What to produce: How many lines of these entries hold the string "this"? Reply with the number alone.

Records from a collection of figures:
⁂

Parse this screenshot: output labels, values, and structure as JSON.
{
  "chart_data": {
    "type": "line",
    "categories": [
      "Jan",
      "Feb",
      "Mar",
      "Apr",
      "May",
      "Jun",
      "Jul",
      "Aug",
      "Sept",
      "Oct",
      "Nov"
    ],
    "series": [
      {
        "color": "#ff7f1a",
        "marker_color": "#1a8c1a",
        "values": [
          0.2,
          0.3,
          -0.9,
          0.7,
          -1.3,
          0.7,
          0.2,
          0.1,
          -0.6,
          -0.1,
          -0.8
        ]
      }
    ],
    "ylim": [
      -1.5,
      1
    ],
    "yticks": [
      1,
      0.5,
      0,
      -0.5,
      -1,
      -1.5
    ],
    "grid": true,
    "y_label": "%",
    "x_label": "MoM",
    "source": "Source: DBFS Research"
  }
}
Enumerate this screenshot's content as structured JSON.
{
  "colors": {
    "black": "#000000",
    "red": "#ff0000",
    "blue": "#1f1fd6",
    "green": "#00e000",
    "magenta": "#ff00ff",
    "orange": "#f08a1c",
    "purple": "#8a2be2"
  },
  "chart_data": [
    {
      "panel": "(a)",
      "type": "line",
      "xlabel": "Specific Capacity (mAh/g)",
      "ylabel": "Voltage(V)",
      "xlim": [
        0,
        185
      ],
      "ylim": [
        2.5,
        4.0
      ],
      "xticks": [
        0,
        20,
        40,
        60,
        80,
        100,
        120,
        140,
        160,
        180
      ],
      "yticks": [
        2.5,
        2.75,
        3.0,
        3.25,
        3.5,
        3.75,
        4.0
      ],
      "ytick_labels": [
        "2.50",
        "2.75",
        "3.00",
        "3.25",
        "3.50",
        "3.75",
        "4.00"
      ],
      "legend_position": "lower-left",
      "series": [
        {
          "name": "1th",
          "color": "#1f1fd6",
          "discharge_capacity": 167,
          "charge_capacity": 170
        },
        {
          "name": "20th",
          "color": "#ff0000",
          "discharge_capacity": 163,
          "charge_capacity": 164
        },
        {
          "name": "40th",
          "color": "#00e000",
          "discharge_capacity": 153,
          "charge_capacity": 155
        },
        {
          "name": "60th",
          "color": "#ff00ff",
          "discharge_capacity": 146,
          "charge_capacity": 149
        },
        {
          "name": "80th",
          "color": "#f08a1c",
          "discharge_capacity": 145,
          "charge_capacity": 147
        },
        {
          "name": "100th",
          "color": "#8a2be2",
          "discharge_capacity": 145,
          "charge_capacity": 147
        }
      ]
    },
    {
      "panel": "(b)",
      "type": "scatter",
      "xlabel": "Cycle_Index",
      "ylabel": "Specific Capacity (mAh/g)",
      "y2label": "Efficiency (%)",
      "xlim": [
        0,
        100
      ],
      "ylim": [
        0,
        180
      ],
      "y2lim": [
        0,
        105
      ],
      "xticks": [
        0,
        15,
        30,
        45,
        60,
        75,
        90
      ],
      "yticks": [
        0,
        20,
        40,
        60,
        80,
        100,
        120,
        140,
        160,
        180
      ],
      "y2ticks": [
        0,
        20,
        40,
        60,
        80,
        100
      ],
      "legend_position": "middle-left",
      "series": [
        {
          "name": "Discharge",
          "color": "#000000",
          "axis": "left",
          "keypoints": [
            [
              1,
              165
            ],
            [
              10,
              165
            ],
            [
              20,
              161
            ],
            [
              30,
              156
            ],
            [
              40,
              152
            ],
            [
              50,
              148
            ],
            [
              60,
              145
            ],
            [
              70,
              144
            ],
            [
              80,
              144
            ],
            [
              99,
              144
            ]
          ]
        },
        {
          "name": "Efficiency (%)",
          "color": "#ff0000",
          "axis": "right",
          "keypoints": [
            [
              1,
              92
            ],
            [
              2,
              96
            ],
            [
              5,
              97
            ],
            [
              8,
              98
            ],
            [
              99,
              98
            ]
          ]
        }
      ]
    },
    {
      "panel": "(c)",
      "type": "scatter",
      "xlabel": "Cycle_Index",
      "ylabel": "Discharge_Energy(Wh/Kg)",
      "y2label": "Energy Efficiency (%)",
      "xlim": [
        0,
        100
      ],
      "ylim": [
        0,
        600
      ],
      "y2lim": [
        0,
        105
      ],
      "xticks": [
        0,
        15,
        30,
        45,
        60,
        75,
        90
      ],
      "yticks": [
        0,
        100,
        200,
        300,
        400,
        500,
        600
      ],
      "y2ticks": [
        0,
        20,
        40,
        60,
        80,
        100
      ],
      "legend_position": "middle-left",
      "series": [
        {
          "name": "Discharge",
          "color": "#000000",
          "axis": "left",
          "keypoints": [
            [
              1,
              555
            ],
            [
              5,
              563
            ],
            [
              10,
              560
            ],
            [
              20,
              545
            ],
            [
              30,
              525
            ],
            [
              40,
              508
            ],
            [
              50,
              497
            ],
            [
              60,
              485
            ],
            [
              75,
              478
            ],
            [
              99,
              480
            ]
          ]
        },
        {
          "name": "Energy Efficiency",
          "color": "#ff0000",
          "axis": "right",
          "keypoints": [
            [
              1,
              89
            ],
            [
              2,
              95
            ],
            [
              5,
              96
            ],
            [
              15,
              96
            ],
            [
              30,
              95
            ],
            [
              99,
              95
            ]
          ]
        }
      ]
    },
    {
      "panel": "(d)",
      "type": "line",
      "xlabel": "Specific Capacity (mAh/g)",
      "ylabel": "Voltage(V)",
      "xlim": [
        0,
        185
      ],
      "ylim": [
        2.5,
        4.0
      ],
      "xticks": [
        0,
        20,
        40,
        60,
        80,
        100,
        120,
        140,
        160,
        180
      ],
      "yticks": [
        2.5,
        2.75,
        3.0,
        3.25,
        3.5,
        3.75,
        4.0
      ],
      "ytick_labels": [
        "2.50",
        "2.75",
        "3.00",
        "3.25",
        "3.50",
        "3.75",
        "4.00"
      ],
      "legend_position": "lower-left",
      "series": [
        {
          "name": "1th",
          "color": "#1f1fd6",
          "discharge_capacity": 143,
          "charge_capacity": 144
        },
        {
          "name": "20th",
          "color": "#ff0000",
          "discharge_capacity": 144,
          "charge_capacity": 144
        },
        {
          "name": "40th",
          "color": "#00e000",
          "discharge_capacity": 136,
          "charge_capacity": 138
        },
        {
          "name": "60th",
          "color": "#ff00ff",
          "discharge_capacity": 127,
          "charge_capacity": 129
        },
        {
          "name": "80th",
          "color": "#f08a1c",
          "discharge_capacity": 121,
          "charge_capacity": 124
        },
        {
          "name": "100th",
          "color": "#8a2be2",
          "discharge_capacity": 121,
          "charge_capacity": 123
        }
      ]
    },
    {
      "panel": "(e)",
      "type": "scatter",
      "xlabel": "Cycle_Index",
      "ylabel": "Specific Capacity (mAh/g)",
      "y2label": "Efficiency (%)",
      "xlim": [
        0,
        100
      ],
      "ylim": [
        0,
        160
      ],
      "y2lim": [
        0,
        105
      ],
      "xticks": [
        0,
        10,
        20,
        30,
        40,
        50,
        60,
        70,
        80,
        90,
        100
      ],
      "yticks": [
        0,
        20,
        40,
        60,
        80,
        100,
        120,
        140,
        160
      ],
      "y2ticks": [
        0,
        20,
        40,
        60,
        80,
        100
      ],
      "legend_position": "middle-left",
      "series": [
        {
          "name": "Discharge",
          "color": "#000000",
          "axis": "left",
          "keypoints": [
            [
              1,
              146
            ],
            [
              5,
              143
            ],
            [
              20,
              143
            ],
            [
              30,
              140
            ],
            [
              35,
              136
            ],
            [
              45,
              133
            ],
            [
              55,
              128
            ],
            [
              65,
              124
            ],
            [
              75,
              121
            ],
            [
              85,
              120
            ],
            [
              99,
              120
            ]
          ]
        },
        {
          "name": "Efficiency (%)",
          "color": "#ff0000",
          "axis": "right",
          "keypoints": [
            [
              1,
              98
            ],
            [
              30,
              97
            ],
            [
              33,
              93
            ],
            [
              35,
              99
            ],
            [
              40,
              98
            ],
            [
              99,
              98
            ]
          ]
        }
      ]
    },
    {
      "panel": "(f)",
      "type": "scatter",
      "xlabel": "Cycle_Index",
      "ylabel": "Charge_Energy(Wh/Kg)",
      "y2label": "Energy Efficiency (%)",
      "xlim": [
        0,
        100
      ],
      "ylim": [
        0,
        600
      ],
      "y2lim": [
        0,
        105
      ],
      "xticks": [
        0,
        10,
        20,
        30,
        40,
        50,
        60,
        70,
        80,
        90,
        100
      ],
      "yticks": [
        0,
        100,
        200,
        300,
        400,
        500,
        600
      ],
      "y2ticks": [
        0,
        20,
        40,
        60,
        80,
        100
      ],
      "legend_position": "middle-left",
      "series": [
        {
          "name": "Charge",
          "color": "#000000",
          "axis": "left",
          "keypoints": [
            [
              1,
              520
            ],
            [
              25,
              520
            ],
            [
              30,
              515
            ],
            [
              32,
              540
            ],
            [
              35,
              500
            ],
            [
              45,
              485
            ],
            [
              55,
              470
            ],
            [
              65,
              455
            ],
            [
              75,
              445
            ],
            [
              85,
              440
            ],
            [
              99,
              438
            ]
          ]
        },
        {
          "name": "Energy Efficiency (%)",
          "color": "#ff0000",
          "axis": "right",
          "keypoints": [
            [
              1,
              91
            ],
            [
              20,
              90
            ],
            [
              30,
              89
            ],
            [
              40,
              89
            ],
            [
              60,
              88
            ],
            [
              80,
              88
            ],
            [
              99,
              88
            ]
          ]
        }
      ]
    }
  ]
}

⁂

Correct answer: 2